Start LISTED ENTRIES

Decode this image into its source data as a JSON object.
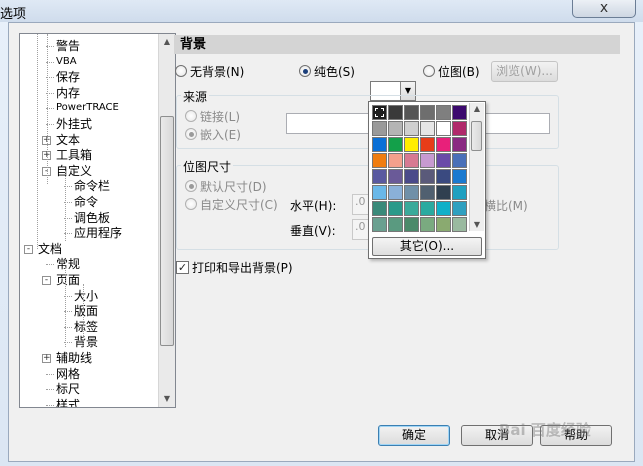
{
  "window": {
    "title": "选项",
    "close": "x"
  },
  "tree": {
    "items": [
      {
        "label": "警告",
        "indent": 2
      },
      {
        "label": "VBA",
        "indent": 2,
        "small": true
      },
      {
        "label": "保存",
        "indent": 2
      },
      {
        "label": "内存",
        "indent": 2
      },
      {
        "label": "PowerTRACE",
        "indent": 2,
        "small": true
      },
      {
        "label": "外挂式",
        "indent": 2
      },
      {
        "label": "文本",
        "indent": 2,
        "expander": "+"
      },
      {
        "label": "工具箱",
        "indent": 2,
        "expander": "+"
      },
      {
        "label": "自定义",
        "indent": 2,
        "expander": "-"
      },
      {
        "label": "命令栏",
        "indent": 3
      },
      {
        "label": "命令",
        "indent": 3
      },
      {
        "label": "调色板",
        "indent": 3
      },
      {
        "label": "应用程序",
        "indent": 3
      },
      {
        "label": "文档",
        "indent": 1,
        "expander": "-"
      },
      {
        "label": "常规",
        "indent": 2
      },
      {
        "label": "页面",
        "indent": 2,
        "expander": "-"
      },
      {
        "label": "大小",
        "indent": 3
      },
      {
        "label": "版面",
        "indent": 3
      },
      {
        "label": "标签",
        "indent": 3
      },
      {
        "label": "背景",
        "indent": 3
      },
      {
        "label": "辅助线",
        "indent": 2,
        "expander": "+"
      },
      {
        "label": "网格",
        "indent": 2
      },
      {
        "label": "标尺",
        "indent": 2
      },
      {
        "label": "样式",
        "indent": 2
      }
    ]
  },
  "panel": {
    "header": "背景",
    "bg_options": {
      "none": "无背景(N)",
      "solid": "纯色(S)",
      "bitmap": "位图(B)",
      "browse": "浏览(W)..."
    },
    "source": {
      "legend": "来源",
      "link": "链接(L)",
      "embed": "嵌入(E)"
    },
    "size": {
      "legend": "位图尺寸",
      "default": "默认尺寸(D)",
      "custom": "自定义尺寸(C)",
      "horizontal": "水平(H):",
      "vertical": "垂直(V):",
      "h_value": ".0",
      "v_value": ".0",
      "keep_ratio": "纵横比(M)"
    },
    "print_export": "打印和导出背景(P)"
  },
  "palette": {
    "other": "其它(O)...",
    "colors": [
      "#1e1e1e",
      "#3a3a3a",
      "#555555",
      "#6e6e6e",
      "#7f7f7f",
      "#3c0a6e",
      "#9a9a9a",
      "#b4b4b4",
      "#cfcfcf",
      "#e6e6e6",
      "#ffffff",
      "#b02a6b",
      "#0a6fd6",
      "#13a04a",
      "#ffee00",
      "#e83c18",
      "#e8207a",
      "#8a2a82",
      "#f07d10",
      "#f4a08c",
      "#d77a92",
      "#c79ad0",
      "#6a4aa8",
      "#4a70b8",
      "#5a5aa0",
      "#6a5a98",
      "#4a4a8a",
      "#5a5a7a",
      "#3a4a80",
      "#1a7ad0",
      "#6ab8e8",
      "#8ab0d8",
      "#7090a8",
      "#506070",
      "#304050",
      "#20a0c0",
      "#3a8a7a",
      "#2a9a8a",
      "#3aaa9a",
      "#2aaaa0",
      "#10b0c8",
      "#30a0c0",
      "#6aa090",
      "#5a9a80",
      "#4a8a6a",
      "#7aaa80",
      "#8aaa70",
      "#9abaa0"
    ]
  },
  "buttons": {
    "ok": "确定",
    "cancel": "取消",
    "help": "帮助"
  },
  "watermark": "Bai 百度经验"
}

End LISTED ENTRIES

#### EXERCISE BRIEF
Report the number of lines in the entries above that include the word "source" and add nothing to it.

#### SOLUTION TO THIS TASK
2